Task statement: Scan each line of the records for the word "mbar" and extract the ones that have it.

Input data:
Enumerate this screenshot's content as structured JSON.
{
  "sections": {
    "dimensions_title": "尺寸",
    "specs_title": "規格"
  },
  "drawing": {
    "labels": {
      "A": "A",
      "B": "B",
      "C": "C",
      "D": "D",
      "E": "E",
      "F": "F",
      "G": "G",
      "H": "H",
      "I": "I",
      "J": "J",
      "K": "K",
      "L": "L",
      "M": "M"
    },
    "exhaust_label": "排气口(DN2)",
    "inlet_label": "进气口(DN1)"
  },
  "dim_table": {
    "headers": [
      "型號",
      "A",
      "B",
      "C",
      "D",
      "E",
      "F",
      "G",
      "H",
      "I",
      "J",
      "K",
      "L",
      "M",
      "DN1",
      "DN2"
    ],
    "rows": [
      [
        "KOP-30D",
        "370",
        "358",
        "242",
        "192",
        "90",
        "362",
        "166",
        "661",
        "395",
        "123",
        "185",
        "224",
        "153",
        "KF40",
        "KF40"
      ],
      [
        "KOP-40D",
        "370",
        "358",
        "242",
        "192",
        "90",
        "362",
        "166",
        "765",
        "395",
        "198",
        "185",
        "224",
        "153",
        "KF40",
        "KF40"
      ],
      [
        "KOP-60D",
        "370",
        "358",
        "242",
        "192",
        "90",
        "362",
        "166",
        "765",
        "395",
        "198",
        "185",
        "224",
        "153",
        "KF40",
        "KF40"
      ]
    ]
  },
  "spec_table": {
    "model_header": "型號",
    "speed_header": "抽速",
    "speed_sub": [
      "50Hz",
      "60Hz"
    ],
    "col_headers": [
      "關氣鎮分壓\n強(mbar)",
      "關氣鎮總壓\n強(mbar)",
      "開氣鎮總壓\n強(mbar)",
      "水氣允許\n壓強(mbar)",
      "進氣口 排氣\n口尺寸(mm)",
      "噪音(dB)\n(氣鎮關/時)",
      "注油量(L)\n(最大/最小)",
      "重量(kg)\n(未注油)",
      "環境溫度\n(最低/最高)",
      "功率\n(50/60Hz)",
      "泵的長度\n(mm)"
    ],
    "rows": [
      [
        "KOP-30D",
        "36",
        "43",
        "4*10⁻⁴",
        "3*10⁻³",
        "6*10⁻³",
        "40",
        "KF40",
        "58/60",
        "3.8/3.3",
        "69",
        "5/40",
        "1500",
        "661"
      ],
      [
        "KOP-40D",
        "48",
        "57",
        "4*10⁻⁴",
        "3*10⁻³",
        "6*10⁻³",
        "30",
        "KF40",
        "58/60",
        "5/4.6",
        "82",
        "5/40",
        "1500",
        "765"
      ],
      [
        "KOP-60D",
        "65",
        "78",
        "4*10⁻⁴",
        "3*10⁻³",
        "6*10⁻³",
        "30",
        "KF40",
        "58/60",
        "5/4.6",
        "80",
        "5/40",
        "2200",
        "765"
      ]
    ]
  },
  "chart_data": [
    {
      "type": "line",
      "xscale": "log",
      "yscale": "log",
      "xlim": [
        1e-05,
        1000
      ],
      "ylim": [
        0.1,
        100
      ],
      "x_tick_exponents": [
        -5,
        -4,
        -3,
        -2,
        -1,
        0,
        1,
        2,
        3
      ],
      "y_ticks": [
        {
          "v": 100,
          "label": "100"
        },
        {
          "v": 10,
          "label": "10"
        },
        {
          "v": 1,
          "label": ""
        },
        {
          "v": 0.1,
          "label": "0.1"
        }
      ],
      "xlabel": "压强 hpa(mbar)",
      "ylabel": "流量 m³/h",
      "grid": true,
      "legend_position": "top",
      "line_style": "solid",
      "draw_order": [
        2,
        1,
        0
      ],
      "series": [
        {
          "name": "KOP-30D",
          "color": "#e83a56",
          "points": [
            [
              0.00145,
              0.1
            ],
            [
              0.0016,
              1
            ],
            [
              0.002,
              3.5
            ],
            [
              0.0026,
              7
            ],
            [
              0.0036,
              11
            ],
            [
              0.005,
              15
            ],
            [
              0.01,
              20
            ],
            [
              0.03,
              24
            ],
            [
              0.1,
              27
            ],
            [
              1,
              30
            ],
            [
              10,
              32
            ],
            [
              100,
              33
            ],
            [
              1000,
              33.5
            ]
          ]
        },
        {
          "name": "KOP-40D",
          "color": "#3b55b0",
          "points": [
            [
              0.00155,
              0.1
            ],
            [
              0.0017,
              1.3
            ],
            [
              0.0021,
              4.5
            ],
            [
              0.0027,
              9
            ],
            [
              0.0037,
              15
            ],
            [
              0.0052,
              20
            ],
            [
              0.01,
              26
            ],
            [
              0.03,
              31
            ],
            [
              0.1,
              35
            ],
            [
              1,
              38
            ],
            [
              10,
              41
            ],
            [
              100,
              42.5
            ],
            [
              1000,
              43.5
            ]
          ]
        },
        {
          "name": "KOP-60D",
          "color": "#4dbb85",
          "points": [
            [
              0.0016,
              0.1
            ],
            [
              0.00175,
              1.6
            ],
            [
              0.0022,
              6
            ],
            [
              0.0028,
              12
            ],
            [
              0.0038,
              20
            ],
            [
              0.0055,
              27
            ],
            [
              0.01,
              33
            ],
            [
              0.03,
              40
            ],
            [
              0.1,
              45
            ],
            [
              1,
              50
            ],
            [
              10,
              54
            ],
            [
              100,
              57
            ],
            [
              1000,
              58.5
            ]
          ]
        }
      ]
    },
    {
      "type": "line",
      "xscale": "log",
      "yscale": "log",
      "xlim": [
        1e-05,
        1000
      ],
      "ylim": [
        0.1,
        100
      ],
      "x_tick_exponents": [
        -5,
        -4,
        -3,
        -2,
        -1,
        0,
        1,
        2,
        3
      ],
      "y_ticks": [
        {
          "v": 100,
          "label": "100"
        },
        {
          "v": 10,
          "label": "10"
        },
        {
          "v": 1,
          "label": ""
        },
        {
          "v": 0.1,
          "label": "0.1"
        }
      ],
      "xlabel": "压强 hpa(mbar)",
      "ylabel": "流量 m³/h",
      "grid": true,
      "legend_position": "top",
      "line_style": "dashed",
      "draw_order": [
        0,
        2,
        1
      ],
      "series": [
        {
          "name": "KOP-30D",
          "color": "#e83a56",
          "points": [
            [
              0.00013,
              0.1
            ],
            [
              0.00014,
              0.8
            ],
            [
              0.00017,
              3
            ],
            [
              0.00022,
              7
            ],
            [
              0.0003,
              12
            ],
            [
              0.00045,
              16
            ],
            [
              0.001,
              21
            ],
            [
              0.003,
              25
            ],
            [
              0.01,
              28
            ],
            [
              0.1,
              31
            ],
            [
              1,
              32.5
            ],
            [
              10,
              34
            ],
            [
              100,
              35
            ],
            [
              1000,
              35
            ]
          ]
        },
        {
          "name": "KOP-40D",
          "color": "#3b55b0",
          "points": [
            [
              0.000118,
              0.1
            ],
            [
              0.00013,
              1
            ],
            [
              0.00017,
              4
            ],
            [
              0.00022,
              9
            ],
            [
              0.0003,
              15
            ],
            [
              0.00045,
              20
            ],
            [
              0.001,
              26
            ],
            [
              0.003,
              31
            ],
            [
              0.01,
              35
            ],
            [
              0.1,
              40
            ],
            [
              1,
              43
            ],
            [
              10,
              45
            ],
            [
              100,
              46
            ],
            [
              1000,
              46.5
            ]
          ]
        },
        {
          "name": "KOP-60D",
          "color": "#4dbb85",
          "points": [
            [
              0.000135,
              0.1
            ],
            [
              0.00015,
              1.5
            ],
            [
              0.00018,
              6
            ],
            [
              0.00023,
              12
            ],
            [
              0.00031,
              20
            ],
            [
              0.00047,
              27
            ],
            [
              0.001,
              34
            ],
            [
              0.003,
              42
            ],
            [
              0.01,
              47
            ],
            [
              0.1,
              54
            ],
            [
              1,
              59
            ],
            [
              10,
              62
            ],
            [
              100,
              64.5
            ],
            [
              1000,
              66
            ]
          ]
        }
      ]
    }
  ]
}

Response for this exercise:
      "關氣鎮分壓\n強(mbar)",
      "關氣鎮總壓\n強(mbar)",
      "開氣鎮總壓\n強(mbar)",
      "水氣允許\n壓強(mbar)",
      "xlabel": "压强 hpa(mbar)",
      "xlabel": "压强 hpa(mbar)",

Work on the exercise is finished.